» What you have to do
Exclude the pictures and retype the entries as written.

» Stored rows
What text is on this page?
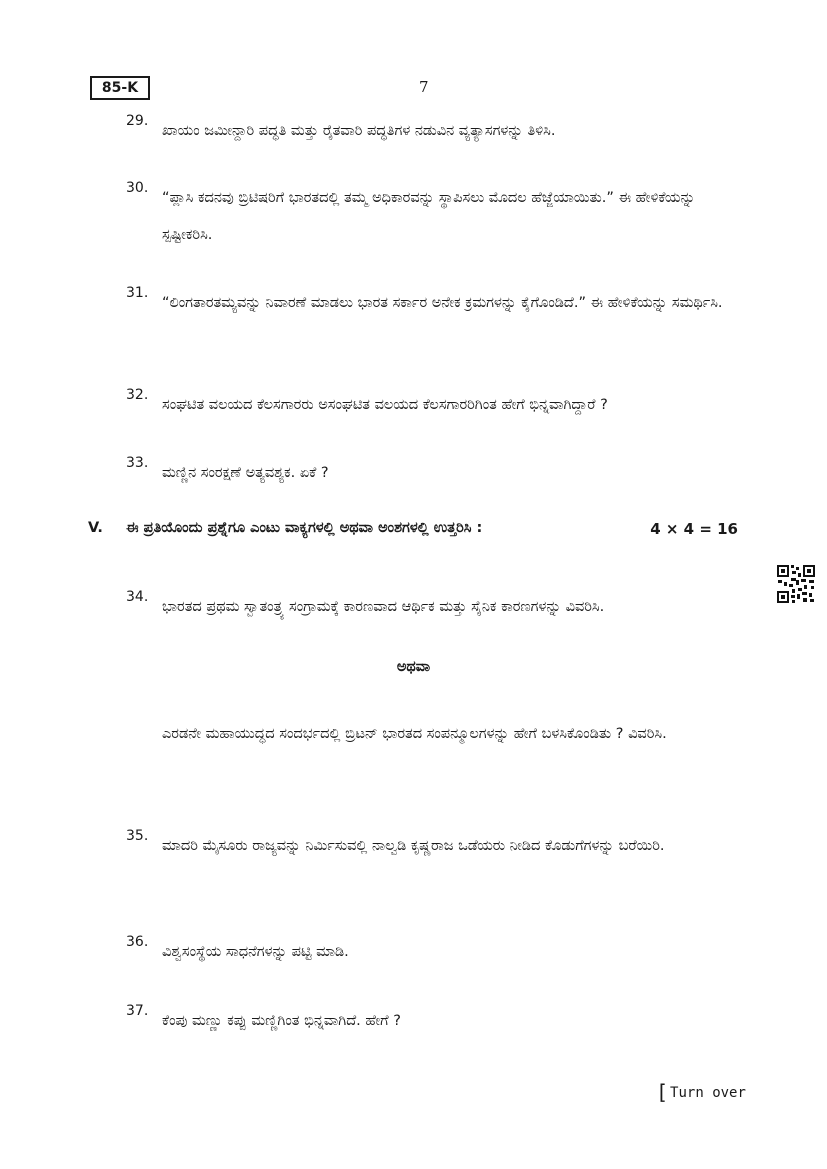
85-K	7
29.
ಖಾಯಂ ಜಮೀನ್ದಾರಿ ಪದ್ಧತಿ ಮತ್ತು ರೈತವಾರಿ ಪದ್ಧತಿಗಳ ನಡುವಿನ ವ್ಯತ್ಯಾಸಗಳನ್ನು ತಿಳಿಸಿ.
30.
“ಪ್ಲಾಸಿ ಕದನವು ಬ್ರಿಟಿಷರಿಗೆ ಭಾರತದಲ್ಲಿ ತಮ್ಮ ಅಧಿಕಾರವನ್ನು ಸ್ಥಾಪಿಸಲು ಮೊದಲ ಹೆಜ್ಜೆಯಾಯಿತು.” ಈ ಹೇಳಿಕೆಯನ್ನು ಸ್ಪಷ್ಟೀಕರಿಸಿ.
31.
“ಲಿಂಗತಾರತಮ್ಯವನ್ನು ನಿವಾರಣೆ ಮಾಡಲು ಭಾರತ ಸರ್ಕಾರ ಅನೇಕ ಕ್ರಮಗಳನ್ನು ಕೈಗೊಂಡಿದೆ.” ಈ ಹೇಳಿಕೆಯನ್ನು ಸಮರ್ಥಿಸಿ.
32.
ಸಂಘಟಿತ ವಲಯದ ಕೆಲಸಗಾರರು ಅಸಂಘಟಿತ ವಲಯದ ಕೆಲಸಗಾರರಿಗಿಂತ ಹೇಗೆ ಭಿನ್ನವಾಗಿದ್ದಾರೆ ?
33.
ಮಣ್ಣಿನ ಸಂರಕ್ಷಣೆ ಅತ್ಯವಶ್ಯಕ. ಏಕೆ ?
V. ಈ ಪ್ರತಿಯೊಂದು ಪ್ರಶ್ನೆಗೂ ಎಂಟು ವಾಕ್ಯಗಳಲ್ಲಿ ಅಥವಾ ಅಂಶಗಳಲ್ಲಿ ಉತ್ತರಿಸಿ :	4 × 4 = 16
34.
ಭಾರತದ ಪ್ರಥಮ ಸ್ವಾತಂತ್ರ್ಯ ಸಂಗ್ರಾಮಕ್ಕೆ ಕಾರಣವಾದ ಆರ್ಥಿಕ ಮತ್ತು ಸೈನಿಕ ಕಾರಣಗಳನ್ನು ವಿವರಿಸಿ.
ಅಥವಾ
ಎರಡನೇ ಮಹಾಯುದ್ಧದ ಸಂದರ್ಭದಲ್ಲಿ ಬ್ರಿಟನ್ ಭಾರತದ ಸಂಪನ್ಮೂಲಗಳನ್ನು ಹೇಗೆ ಬಳಸಿಕೊಂಡಿತು ? ವಿವರಿಸಿ.
35.
ಮಾದರಿ ಮೈಸೂರು ರಾಜ್ಯವನ್ನು ನಿರ್ಮಿಸುವಲ್ಲಿ ನಾಲ್ವಡಿ ಕೃಷ್ಣರಾಜ ಒಡೆಯರು ನೀಡಿದ ಕೊಡುಗೆಗಳನ್ನು ಬರೆಯಿರಿ.
36.
ವಿಶ್ವಸಂಸ್ಥೆಯ ಸಾಧನೆಗಳನ್ನು ಪಟ್ಟಿ ಮಾಡಿ.
37.
ಕೆಂಪು ಮಣ್ಣು ಕಪ್ಪು ಮಣ್ಣಿಗಿಂತ ಭಿನ್ನವಾಗಿದೆ. ಹೇಗೆ ?
[ Turn over
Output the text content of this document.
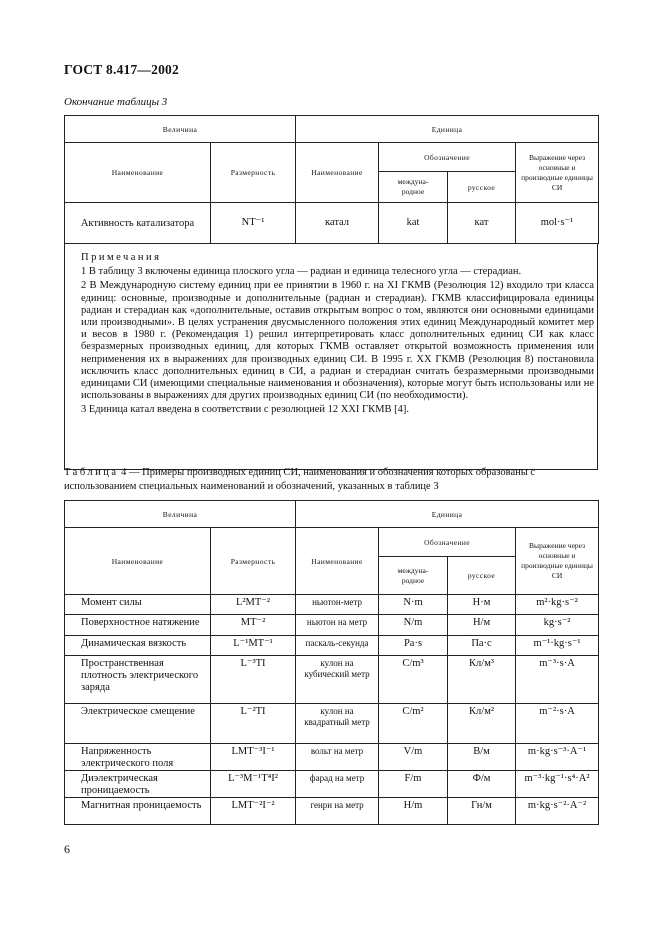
ГОСТ 8.417—2002
Окончание таблицы 3
Величина		Единица			
Наименование	Размерность	Наименование	Обозначение		Выражение через основные и производные единицы СИ
			междуна-
родное	русское	
Активность катализатора	NT⁻¹	катал	kat	кат	mol·s⁻¹

Примечания

1 В таблицу 3 включены единица плоского угла — радиан и единица телесного угла — стерадиан.

2 В Международную систему единиц при ее принятии в 1960 г. на XI ГКМВ (Резолюция 12) входило три класса единиц: основные, производные и дополнительные (радиан и стерадиан). ГКМВ классифицировала единицы радиан и стерадиан как «дополнительные, оставив открытым вопрос о том, являются они основными единицами или производными». В целях устранения двусмысленного положения этих единиц Международный комитет мер и весов в 1980 г. (Рекомендация 1) решил интерпретировать класс дополнительных единиц СИ как класс безразмерных производных единиц, для которых ГКМВ оставляет открытой возможность применения или неприменения их в выражениях для производных единиц СИ. В 1995 г. XX ГКМВ (Резолюция 8) постановила исключить класс дополнительных единиц в СИ, а радиан и стерадиан считать безразмерными производными единицами СИ (имеющими специальные наименования и обозначения), которые могут быть использованы или не использованы в выражениях для других производных единиц СИ (по необходимости).

3 Единица катал введена в соответствии с резолюцией 12 XXI ГКМВ [4].

Таблица 4 — Примеры производных единиц СИ, наименования и обозначения которых образованы с использованием специальных наименований и обозначений, указанных в таблице 3
Величина		Единица			
Наименование	Размерность	Наименование	Обозначение		Выражение через основные и производные единицы СИ
			междуна-
родное	русское	
Момент силы	L²MT⁻²	ньютон-метр	N·m	Н·м	m²·kg·s⁻²
Поверхностное натяжение	MT⁻²	ньютон на метр	N/m	Н/м	kg·s⁻²
Динамическая вязкость	L⁻¹MT⁻¹	паскаль-секунда	Pa·s	Па·с	m⁻¹·kg·s⁻¹
Пространственная плотность электрического заряда	L⁻³TI	кулон на кубический метр	C/m³	Кл/м³	m⁻³·s·A
Электрическое смещение	L⁻²TI	кулон на квадратный метр	C/m²	Кл/м²	m⁻²·s·A
Напряженность электрического поля	LMT⁻³I⁻¹	вольт на метр	V/m	В/м	m·kg·s⁻³·A⁻¹
Диэлектрическая проницаемость	L⁻³M⁻¹T⁴I²	фарад на метр	F/m	Ф/м	m⁻³·kg⁻¹·s⁴·A²
Магнитная проницаемость	LMT⁻²I⁻²	генри на метр	H/m	Гн/м	m·kg·s⁻²·A⁻²
6
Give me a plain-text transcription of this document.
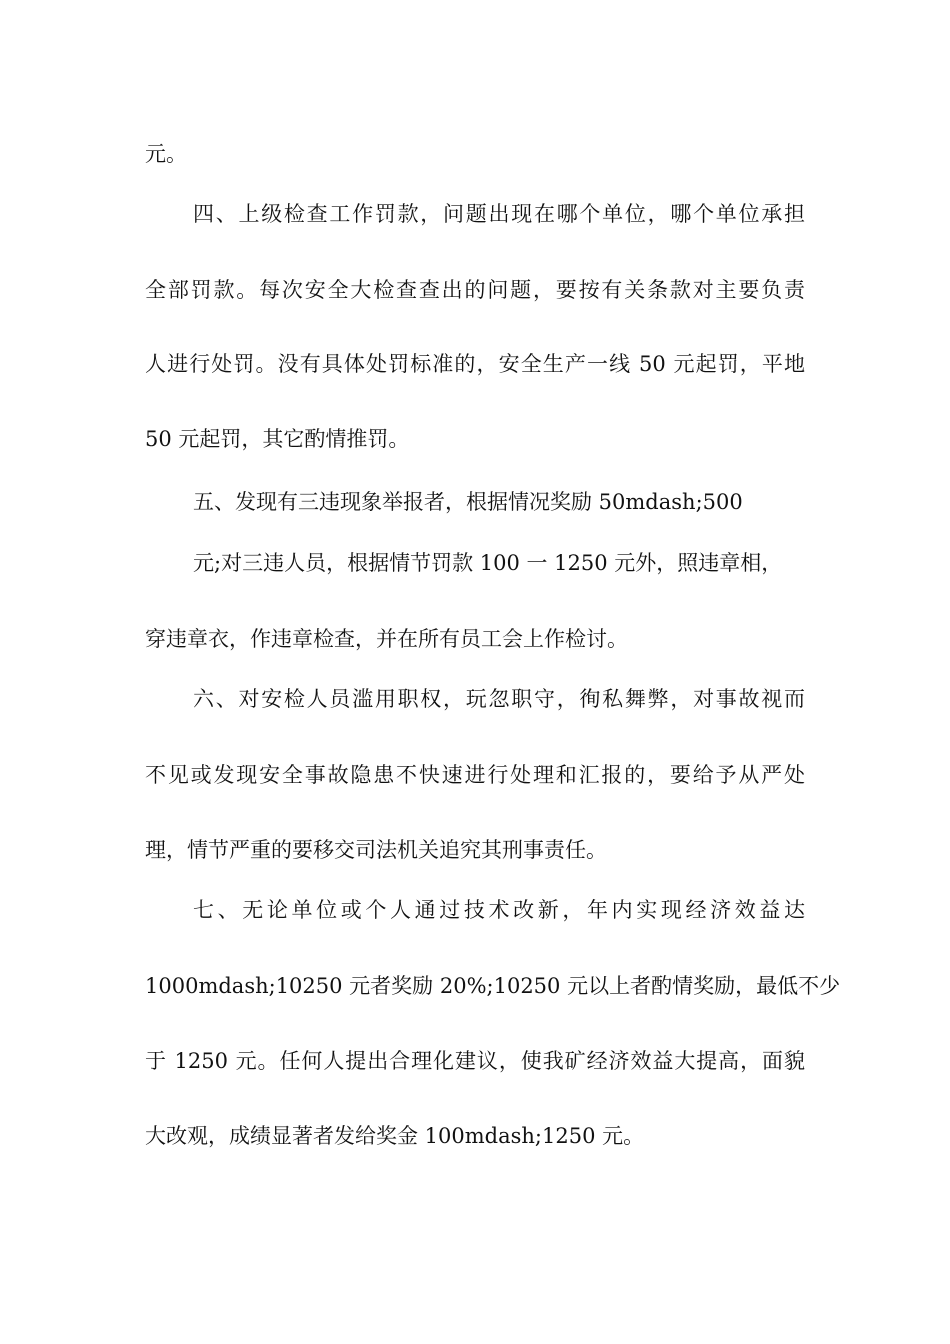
元。
四、上级检查工作罚款，问题出现在哪个单位，哪个单位承担
全部罚款。每次安全大检查查出的问题，要按有关条款对主要负责
人进行处罚。没有具体处罚标准的，安全生产一线 50 元起罚，平地
50 元起罚，其它酌情推罚。
五、发现有三违现象举报者，根据情况奖励 50mdash;500
元;对三违人员，根据情节罚款 100 一 1250 元外，照违章相，
穿违章衣，作违章检查，并在所有员工会上作检讨。
六、对安检人员滥用职权，玩忽职守，徇私舞弊，对事故视而
不见或发现安全事故隐患不快速进行处理和汇报的，要给予从严处
理，情节严重的要移交司法机关追究其刑事责任。
七、无论单位或个人通过技术改新，年内实现经济效益达
1000mdash;10250 元者奖励 20%;10250 元以上者酌情奖励，最低不少
于 1250 元。任何人提出合理化建议，使我矿经济效益大提高，面貌
大改观，成绩显著者发给奖金 100mdash;1250 元。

» The response
What text is on this page?
85-K	7
29.
ಖಾಯಂ ಜಮೀನ್ದಾರಿ ಪದ್ಧತಿ ಮತ್ತು ರೈತವಾರಿ ಪದ್ಧತಿಗಳ ನಡುವಿನ ವ್ಯತ್ಯಾಸಗಳನ್ನು ತಿಳಿಸಿ.
30.
“ಪ್ಲಾಸಿ ಕದನವು ಬ್ರಿಟಿಷರಿಗೆ ಭಾರತದಲ್ಲಿ ತಮ್ಮ ಅಧಿಕಾರವನ್ನು ಸ್ಥಾಪಿಸಲು ಮೊದಲ ಹೆಜ್ಜೆಯಾಯಿತು.” ಈ ಹೇಳಿಕೆಯನ್ನು ಸ್ಪಷ್ಟೀಕರಿಸಿ.
31.
“ಲಿಂಗತಾರತಮ್ಯವನ್ನು ನಿವಾರಣೆ ಮಾಡಲು ಭಾರತ ಸರ್ಕಾರ ಅನೇಕ ಕ್ರಮಗಳನ್ನು ಕೈಗೊಂಡಿದೆ.” ಈ ಹೇಳಿಕೆಯನ್ನು ಸಮರ್ಥಿಸಿ.
32.
ಸಂಘಟಿತ ವಲಯದ ಕೆಲಸಗಾರರು ಅಸಂಘಟಿತ ವಲಯದ ಕೆಲಸಗಾರರಿಗಿಂತ ಹೇಗೆ ಭಿನ್ನವಾಗಿದ್ದಾರೆ ?
33.
ಮಣ್ಣಿನ ಸಂರಕ್ಷಣೆ ಅತ್ಯವಶ್ಯಕ. ಏಕೆ ?
V. ಈ ಪ್ರತಿಯೊಂದು ಪ್ರಶ್ನೆಗೂ ಎಂಟು ವಾಕ್ಯಗಳಲ್ಲಿ ಅಥವಾ ಅಂಶಗಳಲ್ಲಿ ಉತ್ತರಿಸಿ :	4 × 4 = 16
34.
ಭಾರತದ ಪ್ರಥಮ ಸ್ವಾತಂತ್ರ್ಯ ಸಂಗ್ರಾಮಕ್ಕೆ ಕಾರಣವಾದ ಆರ್ಥಿಕ ಮತ್ತು ಸೈನಿಕ ಕಾರಣಗಳನ್ನು ವಿವರಿಸಿ.
ಅಥವಾ
ಎರಡನೇ ಮಹಾಯುದ್ಧದ ಸಂದರ್ಭದಲ್ಲಿ ಬ್ರಿಟನ್ ಭಾರತದ ಸಂಪನ್ಮೂಲಗಳನ್ನು ಹೇಗೆ ಬಳಸಿಕೊಂಡಿತು ? ವಿವರಿಸಿ.
35.
ಮಾದರಿ ಮೈಸೂರು ರಾಜ್ಯವನ್ನು ನಿರ್ಮಿಸುವಲ್ಲಿ ನಾಲ್ವಡಿ ಕೃಷ್ಣರಾಜ ಒಡೆಯರು ನೀಡಿದ ಕೊಡುಗೆಗಳನ್ನು ಬರೆಯಿರಿ.
36.
ವಿಶ್ವಸಂಸ್ಥೆಯ ಸಾಧನೆಗಳನ್ನು ಪಟ್ಟಿ ಮಾಡಿ.
37.
ಕೆಂಪು ಮಣ್ಣು ಕಪ್ಪು ಮಣ್ಣಿಗಿಂತ ಭಿನ್ನವಾಗಿದೆ. ಹೇಗೆ ?
[ Turn over
Output the text content of this document.
ГОСТ 8.417—2002
Окончание таблицы 3
Величина		Единица			
Наименование	Размерность	Наименование	Обозначение		Выражение через основные и производные единицы СИ
			междуна-
родное	русское	
Активность катализатора	NT⁻¹	катал	kat	кат	mol·s⁻¹

Примечания

1 В таблицу 3 включены единица плоского угла — радиан и единица телесного угла — стерадиан.

2 В Международную систему единиц при ее принятии в 1960 г. на XI ГКМВ (Резолюция 12) входило три класса единиц: основные, производные и дополнительные (радиан и стерадиан). ГКМВ классифицировала единицы радиан и стерадиан как «дополнительные, оставив открытым вопрос о том, являются они основными единицами или производными». В целях устранения двусмысленного положения этих единиц Международный комитет мер и весов в 1980 г. (Рекомендация 1) решил интерпретировать класс дополнительных единиц СИ как класс безразмерных производных единиц, для которых ГКМВ оставляет открытой возможность применения или неприменения их в выражениях для производных единиц СИ. В 1995 г. XX ГКМВ (Резолюция 8) постановила исключить класс дополнительных единиц в СИ, а радиан и стерадиан считать безразмерными производными единицами СИ (имеющими специальные наименования и обозначения), которые могут быть использованы или не использованы в выражениях для других производных единиц СИ (по необходимости).

3 Единица катал введена в соответствии с резолюцией 12 XXI ГКМВ [4].

Таблица 4 — Примеры производных единиц СИ, наименования и обозначения которых образованы с использованием специальных наименований и обозначений, указанных в таблице 3
Величина		Единица			
Наименование	Размерность	Наименование	Обозначение		Выражение через основные и производные единицы СИ
			междуна-
родное	русское	
Момент силы	L²MT⁻²	ньютон-метр	N·m	Н·м	m²·kg·s⁻²
Поверхностное натяжение	MT⁻²	ньютон на метр	N/m	Н/м	kg·s⁻²
Динамическая вязкость	L⁻¹MT⁻¹	паскаль-секунда	Pa·s	Па·с	m⁻¹·kg·s⁻¹
Пространственная плотность электрического заряда	L⁻³TI	кулон на кубический метр	C/m³	Кл/м³	m⁻³·s·A
Электрическое смещение	L⁻²TI	кулон на квадратный метр	C/m²	Кл/м²	m⁻²·s·A
Напряженность электрического поля	LMT⁻³I⁻¹	вольт на метр	V/m	В/м	m·kg·s⁻³·A⁻¹
Диэлектрическая проницаемость	L⁻³M⁻¹T⁴I²	фарад на метр	F/m	Ф/м	m⁻³·kg⁻¹·s⁴·A²
Магнитная проницаемость	LMT⁻²I⁻²	генри на метр	H/m	Гн/м	m·kg·s⁻²·A⁻²
6
Give me a plain-text transcription of this document.
元。
四、上级检查工作罚款，问题出现在哪个单位，哪个单位承担
全部罚款。每次安全大检查查出的问题，要按有关条款对主要负责
人进行处罚。没有具体处罚标准的，安全生产一线 50 元起罚，平地
50 元起罚，其它酌情推罚。
五、发现有三违现象举报者，根据情况奖励 50mdash;500
元;对三违人员，根据情节罚款 100 一 1250 元外，照违章相，
穿违章衣，作违章检查，并在所有员工会上作检讨。
六、对安检人员滥用职权，玩忽职守，徇私舞弊，对事故视而
不见或发现安全事故隐患不快速进行处理和汇报的，要给予从严处
理，情节严重的要移交司法机关追究其刑事责任。
七、无论单位或个人通过技术改新，年内实现经济效益达
1000mdash;10250 元者奖励 20%;10250 元以上者酌情奖励，最低不少
于 1250 元。任何人提出合理化建议，使我矿经济效益大提高，面貌
大改观，成绩显著者发给奖金 100mdash;1250 元。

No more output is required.